**TASK TO CARRY OUT:**
Compile every line that includes the word "data".
- - - - - - -
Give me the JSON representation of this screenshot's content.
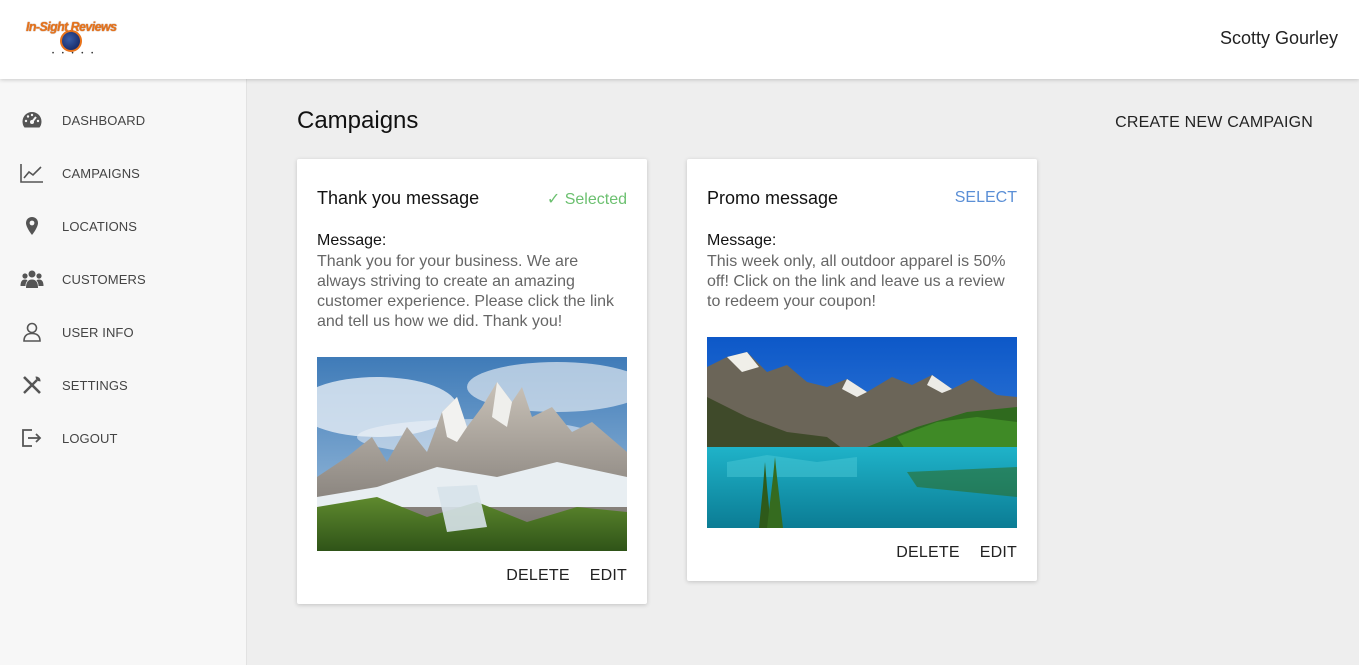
{
  "header": {
    "logo_text": "In-Sight Reviews",
    "logo_stars": "• • • • •",
    "user_name": "Scotty Gourley"
  },
  "sidebar": {
    "items": [
      {
        "label": "DASHBOARD",
        "icon": "dashboard-gauge-icon"
      },
      {
        "label": "CAMPAIGNS",
        "icon": "line-chart-icon"
      },
      {
        "label": "LOCATIONS",
        "icon": "map-pin-icon"
      },
      {
        "label": "CUSTOMERS",
        "icon": "users-icon"
      },
      {
        "label": "USER INFO",
        "icon": "user-icon"
      },
      {
        "label": "SETTINGS",
        "icon": "tools-icon"
      },
      {
        "label": "LOGOUT",
        "icon": "logout-icon"
      }
    ]
  },
  "main": {
    "title": "Campaigns",
    "create_label": "CREATE NEW CAMPAIGN"
  },
  "campaigns": [
    {
      "title": "Thank you message",
      "status": "✓ Selected",
      "message_label": "Message:",
      "message": "Thank you for your business. We are always striving to create an amazing customer experience. Please click the link and tell us how we did. Thank you!",
      "delete_label": "DELETE",
      "edit_label": "EDIT",
      "image": "snowy-mountain-peaks-photo"
    },
    {
      "title": "Promo message",
      "status": "SELECT",
      "message_label": "Message:",
      "message": "This week only, all outdoor apparel is 50% off! Click on the link and leave us a review to redeem your coupon!",
      "delete_label": "DELETE",
      "edit_label": "EDIT",
      "image": "mountain-lake-forest-photo"
    }
  ],
  "colors": {
    "selected": "#6cc070",
    "select_link": "#5b8fd6",
    "logo_orange": "#e8731a"
  }
}
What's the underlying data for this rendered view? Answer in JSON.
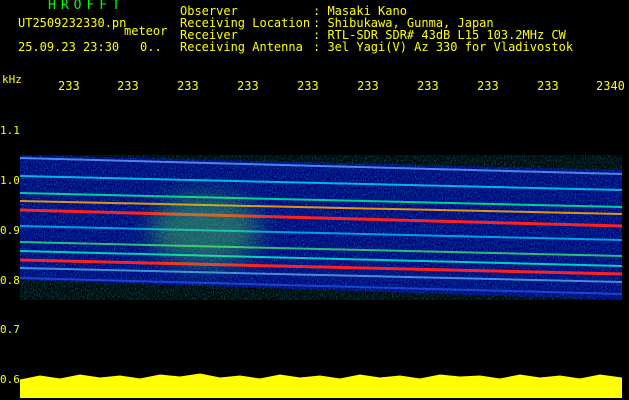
{
  "header": {
    "app_title": "HROFFT",
    "filename": "UT2509232330.pn",
    "meteor_label": "meteor",
    "datetime": "25.09.23 23:30",
    "count": "0.."
  },
  "info": [
    {
      "label": "Observer",
      "value": ": Masaki Kano"
    },
    {
      "label": "Receiving Location",
      "value": ": Shibukawa, Gunma, Japan"
    },
    {
      "label": "Receiver",
      "value": ": RTL-SDR SDR# 43dB L15 103.2MHz CW"
    },
    {
      "label": "Receiving Antenna",
      "value": ": 3el Yagi(V) Az 330 for Vladivostok"
    }
  ],
  "axis": {
    "y_unit": "kHz",
    "y_ticks": [
      "1.1",
      "1.0",
      "0.9",
      "0.8",
      "0.7",
      "0.6"
    ],
    "x_ticks": [
      "233",
      "233",
      "233",
      "233",
      "233",
      "233",
      "233",
      "233",
      "233",
      "2340"
    ]
  },
  "colors": {
    "background": "#000000",
    "text": "#ffff00",
    "title": "#00ff00",
    "noise_low": "#0000a0",
    "noise_mid": "#00ffff",
    "signal_high": "#ff0000",
    "amplitude_bar": "#ffff00"
  }
}
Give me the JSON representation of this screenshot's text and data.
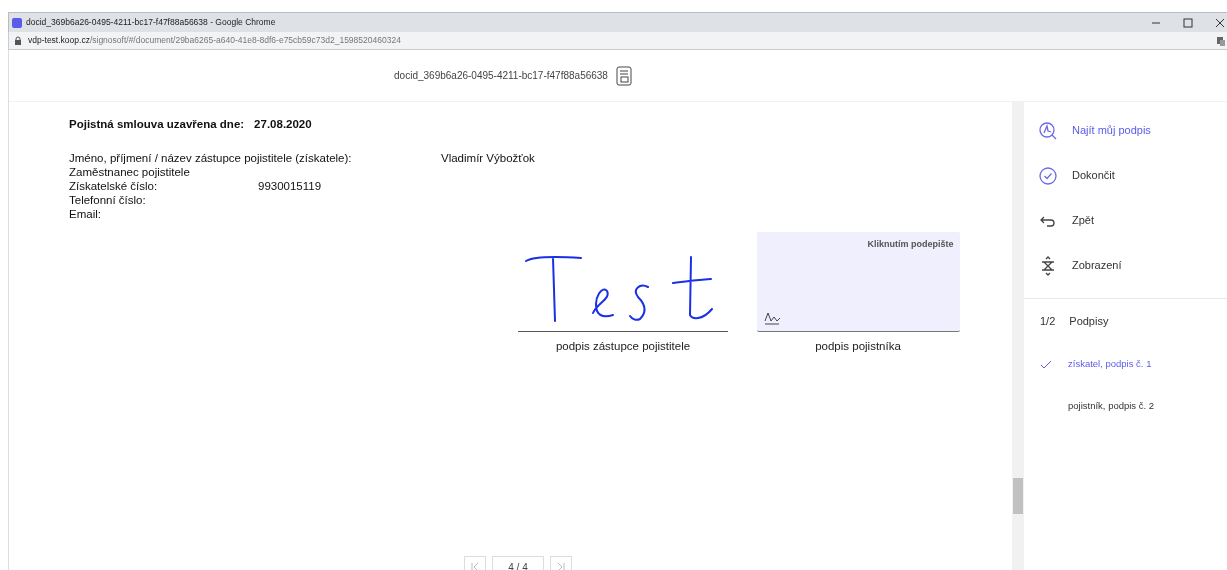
{
  "browser": {
    "title": "docid_369b6a26-0495-4211-bc17-f47f88a56638 - Google Chrome",
    "url_host": "vdp-test.koop.cz",
    "url_path": "/signosoft/#/document/29ba6265-a640-41e8-8df6-e75cb59c73d2_1598520460324"
  },
  "header": {
    "doc_id": "docid_369b6a26-0495-4211-bc17-f47f88a56638"
  },
  "document": {
    "contract_label": "Pojistná smlouva uzavřena dne:",
    "contract_date": "27.08.2020",
    "fields": [
      {
        "label": "Jméno, příjmení / název zástupce pojistitele (získatele):",
        "value": "Vladimír Výbožťok",
        "kind": "wide"
      },
      {
        "label": "Zaměstnanec pojistitele",
        "kind": "plain"
      },
      {
        "label": "Získatelské číslo:",
        "value": "9930015119",
        "kind": "narrow"
      },
      {
        "label": "Telefonní číslo:",
        "kind": "plain"
      },
      {
        "label": "Email:",
        "kind": "plain"
      }
    ],
    "signatures": [
      {
        "caption": "podpis zástupce pojistitele",
        "signed": true
      },
      {
        "caption": "podpis pojistníka",
        "signed": false,
        "hint": "Kliknutím podepište"
      }
    ]
  },
  "pager": {
    "page": "4 / 4"
  },
  "sidebar": {
    "actions": [
      {
        "label": "Najít můj podpis",
        "kind": "find",
        "selected": true
      },
      {
        "label": "Dokončit",
        "kind": "check",
        "selected": false
      },
      {
        "label": "Zpět",
        "kind": "back",
        "selected": false
      },
      {
        "label": "Zobrazení",
        "kind": "view",
        "selected": false
      }
    ],
    "signatures_count": "1/2",
    "signatures_title": "Podpisy",
    "signature_items": [
      {
        "label": "získatel, podpis č. 1",
        "done": true
      },
      {
        "label": "pojistník, podpis č. 2",
        "done": false
      }
    ]
  }
}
- - - - - - -
**ANSWER TO THIS EXERCISE:**
What's the underlying data for this rendered view? Answer in JSON.
Give me the JSON representation of this screenshot's text and data.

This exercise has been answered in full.